### Trecho
==========

Jesus envia seus setenta e dois discípulos para a missão. Mais do que o mandato dos doze apóstolos este, tratando-se aqui de um olhar laical sobre a Liturgia, nos fala bem mais de perto. Explico-me. No envio dos Doze Jesus deixa claros os nomes. Aqui não se nomeia ninguém. Ou seja, podemos entender que todo mundo é enviado.

Importante também nos recordarmos de um aspecto interessante em relação à Bíblia. É que nela, nas vezes nas quais não se explicita o nome do personagem, fica ali a sugestão para que ponhamos o nosso. Entre os doze se pode até dizer que seja algo que não me diga respeito, eis que afinal meu nome não se encontra entre eles. Aqui, sem nomes, fica mais complicado.

No envio dos setenta e dois Jesus lhes passa regras bem claras. Que não levassem bolsas, sacolas e nem sandálias. A missão era urgente. Tanto que nem deveriam parar para um papo com as pessoas pelo caminho, deveriam ir leves. Afinal, acaso levassem muitas tralhas terminariam por se cansar, ter que parar e até poderiam se perder pelas estradas.

Desde outro ponto de vista, poderemos observar que eles já transportavam trens demais. Levavam o Senhor e toda a sua boa nova e isto é imenso. Era fundamental então que não se empenhassem e se preocupassem com coisas diversas. Portavam o que lhes era fundamental e isto bastava.

É interessante reparar que quanto maior for a confiança em Deus, menor será a necessidade que vamos ter dos bens físicos. A recíproca aí se faz mais que verdadeira. Quanto menor for a nossa fé na capacidade do Senhor em nos sustentar, maior será a necessidade de nos prendermos às coisas terrenas. E como somos apegados a elas.

É que como na conhecida historinha dessa semana, costumamos nos esquecer de que estamos aqui de passagem. Vivemos na terra sem sermos dela. Somos peregrinos caminhando rumo à nossa verdadeira casa. Daqui, dessa terra provisória, não levaremos nada. Com muita propriedade diz o povo simples que caixão não tem gaveta.

Podemos comparar a viagem dos setenta e dois discípulos, com a nossa caminhada pelo mundo. A vida parecerá facil somente para quem for totalmente alienado e desligado da realidade. A imagem que Jesus usa para mostrar que se viverá obstáculos é bem clara. Somos peregrinos numa estrada repleta de perigos. Há que se estar atentos, eis que somos como cordeiros em meio aos lobos.

==========

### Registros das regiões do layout
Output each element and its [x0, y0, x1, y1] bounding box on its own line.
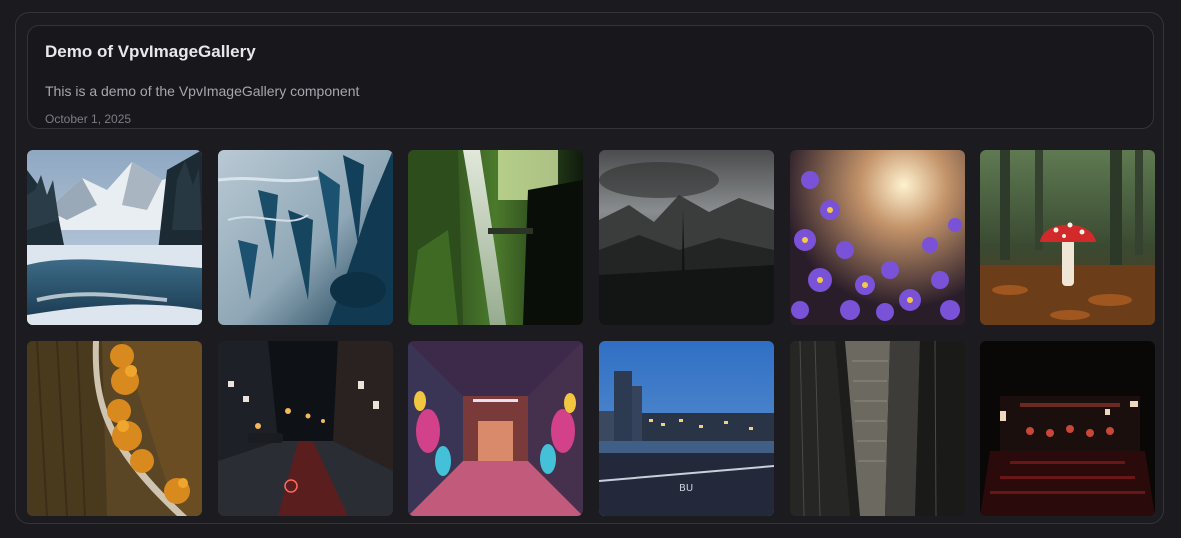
gallery-date: October 1, 2025: [45, 112, 132, 126]
gallery-title: Demo of VpvImageGallery: [45, 42, 256, 61]
gallery-image-graffiti-tunnel[interactable]: [408, 341, 583, 516]
gallery-image-dark-skyscrapers[interactable]: [790, 341, 965, 516]
gallery-image-snowy-mountain-river[interactable]: [27, 150, 202, 325]
gallery-image-autumn-road-aerial[interactable]: [27, 341, 202, 516]
gallery-image-frozen-ice-aerial[interactable]: [218, 150, 393, 325]
gallery-image-dark-restaurant-night[interactable]: [980, 341, 1155, 516]
gallery-image-dark-misty-mountains[interactable]: [599, 150, 774, 325]
gallery-header: Demo of VpvImageGallery This is a demo o…: [27, 25, 1154, 129]
svg-text:BU: BU: [679, 483, 693, 494]
gallery-image-city-waterfront-dusk[interactable]: BU: [599, 341, 774, 516]
gallery-image-night-city-street[interactable]: [218, 341, 393, 516]
gallery-image-forest-waterfall[interactable]: [408, 150, 583, 325]
gallery-image-purple-flowers-sunset[interactable]: [790, 150, 965, 325]
gallery-description: This is a demo of the VpvImageGallery co…: [45, 83, 360, 99]
gallery-image-red-mushroom-forest[interactable]: [980, 150, 1155, 325]
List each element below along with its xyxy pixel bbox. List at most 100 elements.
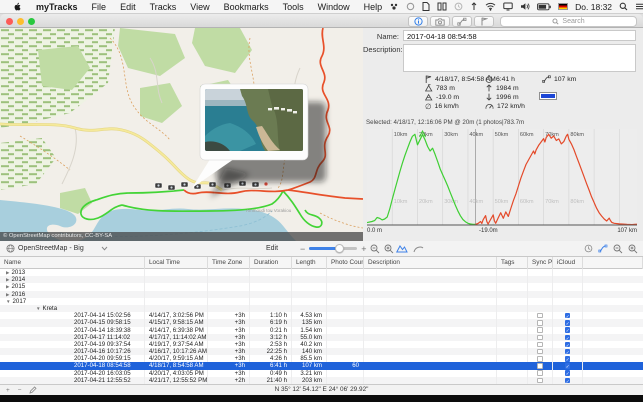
cell-name[interactable]: 2017-04-14 18:39:38 — [0, 327, 145, 334]
menu-view[interactable]: View — [183, 2, 216, 12]
table-row-group[interactable]: ▶2015 — [0, 283, 643, 290]
sync-checkbox[interactable] — [537, 378, 543, 384]
table-row-track[interactable]: 2017-04-20 16:03:054/20/17, 4:03:05 PM+3… — [0, 370, 643, 377]
menu-bookmarks[interactable]: Bookmarks — [217, 2, 276, 12]
cell-name[interactable]: 2017-04-19 09:37:54 — [0, 341, 145, 348]
table-row-group[interactable]: ▶2014 — [0, 276, 643, 283]
table-header[interactable]: Name Local Time Time Zone Duration Lengt… — [0, 257, 643, 269]
menu-window[interactable]: Window — [311, 2, 357, 12]
map-edit-button[interactable]: Edit — [266, 241, 278, 256]
map-provider-dropdown[interactable]: OpenStreetMap - Big — [6, 241, 108, 256]
icloud-checkbox[interactable]: ✓ — [565, 327, 571, 333]
cell-name[interactable]: 2017-04-20 09:59:15 — [0, 355, 145, 362]
minimize-window-button[interactable] — [17, 18, 24, 25]
keyboard-flag-de-icon[interactable] — [558, 3, 568, 10]
description-field[interactable] — [403, 44, 636, 72]
document-icon[interactable] — [422, 2, 430, 11]
icloud-checkbox[interactable]: ✓ — [565, 320, 571, 326]
search-input[interactable]: Search — [500, 16, 637, 27]
disclosure-triangle-icon[interactable]: ▶ — [6, 270, 10, 275]
table-row-group[interactable]: ▶2013 — [0, 269, 643, 276]
cell-name[interactable]: 2017-04-18 08:54:58 — [0, 362, 145, 369]
battery-icon[interactable] — [537, 3, 551, 11]
sync-checkbox[interactable] — [537, 313, 543, 319]
zoom-slider-minus[interactable]: − — [300, 244, 305, 254]
cell-name[interactable]: 2017-04-16 10:17:26 — [0, 348, 145, 355]
menu-tools[interactable]: Tools — [276, 2, 311, 12]
chart-zoom-in-icon[interactable] — [628, 244, 638, 254]
sync-checkbox[interactable] — [537, 356, 543, 362]
profile-series-outbound[interactable] — [367, 134, 476, 224]
sync-checkbox[interactable] — [537, 349, 543, 355]
airdrop-icon[interactable] — [470, 2, 478, 11]
chart-zoom-out-icon[interactable] — [613, 244, 623, 254]
table-row-track[interactable]: 2017-04-15 09:58:154/15/17, 9:58:15 AM+3… — [0, 319, 643, 326]
cell-name[interactable]: 2017-04-14 15:02:56 — [0, 312, 145, 319]
cell-name[interactable]: 2017-04-15 09:58:15 — [0, 319, 145, 326]
icloud-checkbox[interactable]: ✓ — [565, 342, 571, 348]
slider-knob[interactable] — [335, 244, 344, 253]
map-zoom-in-icon[interactable] — [384, 244, 394, 254]
table-row-group[interactable]: ▶2016 — [0, 291, 643, 298]
zoom-window-button[interactable] — [28, 18, 35, 25]
app-icon[interactable] — [389, 2, 399, 11]
info-button[interactable] — [408, 16, 428, 27]
track-color-well[interactable] — [539, 92, 557, 100]
map-canvas[interactable]: Ammoudi tou Vorakiou — [0, 28, 363, 241]
clock-icon[interactable] — [454, 2, 463, 11]
sync-checkbox[interactable] — [537, 342, 543, 348]
time-axis-icon[interactable] — [584, 244, 593, 253]
table-row-group[interactable]: ▼2017 — [0, 298, 643, 305]
table-row-track[interactable]: 2017-04-14 15:02:564/14/17, 3:02:56 PM+3… — [0, 312, 643, 319]
disclosure-triangle-icon[interactable]: ▶ — [6, 277, 10, 282]
name-field[interactable]: 2017-04-18 08:54:58 — [403, 30, 636, 41]
volume-icon[interactable] — [520, 2, 530, 11]
profile-series-return[interactable] — [476, 134, 638, 224]
map-zoom-out-icon[interactable] — [370, 244, 380, 254]
cell-name[interactable]: 2017-04-17 11:14:02 — [0, 334, 145, 341]
apple-menu[interactable] — [6, 1, 29, 13]
cell-name[interactable]: ▶2015 — [0, 283, 145, 290]
menu-edit[interactable]: Edit — [113, 2, 143, 12]
icloud-checkbox[interactable]: ✓ — [565, 335, 571, 341]
table-row-track[interactable]: 2017-04-17 11:14:024/17/17, 11:14:02 AM+… — [0, 334, 643, 341]
table-row-group[interactable]: ▼Kreta — [0, 305, 643, 312]
table-row-track[interactable]: 2017-04-19 09:37:544/19/17, 9:37:54 AM+3… — [0, 341, 643, 348]
cell-name[interactable]: 2017-04-20 16:03:05 — [0, 370, 145, 377]
table-row-track[interactable]: 2017-04-14 18:39:384/14/17, 6:39:38 PM+3… — [0, 327, 643, 334]
speed-chart-icon[interactable] — [413, 244, 424, 253]
track-table[interactable]: ▶2013▶2014▶2015▶2016▼2017▼Kreta2017-04-1… — [0, 269, 643, 384]
map-zoom-slider[interactable] — [309, 247, 357, 250]
menu-tracks[interactable]: Tracks — [143, 2, 184, 12]
icloud-checkbox[interactable]: ✓ — [565, 378, 571, 384]
disclosure-triangle-icon[interactable]: ▼ — [6, 299, 11, 304]
menu-app-name[interactable]: myTracks — [29, 2, 85, 12]
icloud-checkbox[interactable]: ✓ — [565, 356, 571, 362]
sync-checkbox[interactable] — [537, 370, 543, 376]
table-row-track[interactable]: 2017-04-16 10:17:264/16/17, 10:17:26 AM+… — [0, 348, 643, 355]
icloud-checkbox[interactable]: ✓ — [565, 349, 571, 355]
map-pane[interactable]: Ammoudi tou Vorakiou — [0, 28, 363, 241]
notification-center-icon[interactable] — [635, 2, 643, 11]
close-window-button[interactable] — [6, 18, 13, 25]
cell-name[interactable]: ▼2017 — [0, 298, 145, 305]
disclosure-triangle-icon[interactable]: ▶ — [6, 284, 10, 289]
waypoints-button[interactable] — [452, 16, 472, 27]
icloud-checkbox[interactable]: ✓ — [565, 313, 571, 319]
timemachine-icon[interactable] — [406, 2, 415, 11]
distance-axis-icon[interactable] — [598, 244, 608, 253]
menu-file[interactable]: File — [85, 2, 114, 12]
icloud-checkbox[interactable]: ✓ — [565, 370, 571, 376]
sync-checkbox[interactable] — [537, 363, 543, 369]
disclosure-triangle-icon[interactable]: ▶ — [6, 292, 10, 297]
camera-button[interactable] — [430, 16, 450, 27]
display-icon[interactable] — [503, 2, 513, 11]
icloud-checkbox[interactable]: ✓ — [565, 363, 571, 369]
cell-name[interactable]: ▶2013 — [0, 269, 145, 276]
cell-name[interactable]: ▶2014 — [0, 276, 145, 283]
sync-checkbox[interactable] — [537, 320, 543, 326]
cell-name[interactable]: ▶2016 — [0, 291, 145, 298]
table-row-track[interactable]: 2017-04-20 09:59:154/20/17, 9:59:15 AM+3… — [0, 355, 643, 362]
elevation-chart-icon[interactable] — [396, 244, 408, 253]
zoom-slider-plus[interactable]: + — [361, 244, 366, 254]
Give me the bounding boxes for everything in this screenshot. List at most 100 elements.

==========

### Exercícios
1 – Imprima a parte do trecho que vai de "É interessante reparar" até "não tem gaveta.".
2 – Segundo o trecho, o que os setenta e dois discípulos não deveriam levar?
Responda com base somente no trecho.

### Respostas dos exercícios
1 –
É interessante reparar que quanto maior for a confiança em Deus, menor será a necessidade que vamos ter dos bens físicos. A recíproca aí se faz mais que verdadeira. Quanto menor for a nossa fé na capacidade do Senhor em nos sustentar, maior será a necessidade de nos prendermos às coisas terrenas. E como somos apegados a elas.

É que como na conhecida historinha dessa semana, costumamos nos esquecer de que estamos aqui de passagem. Vivemos na terra sem sermos dela. Somos peregrinos caminhando rumo à nossa verdadeira casa. Daqui, dessa terra provisória, não levaremos nada. Com muita propriedade diz o povo simples que caixão não tem gaveta.

2 – Bolsas, sacolas e sandálias.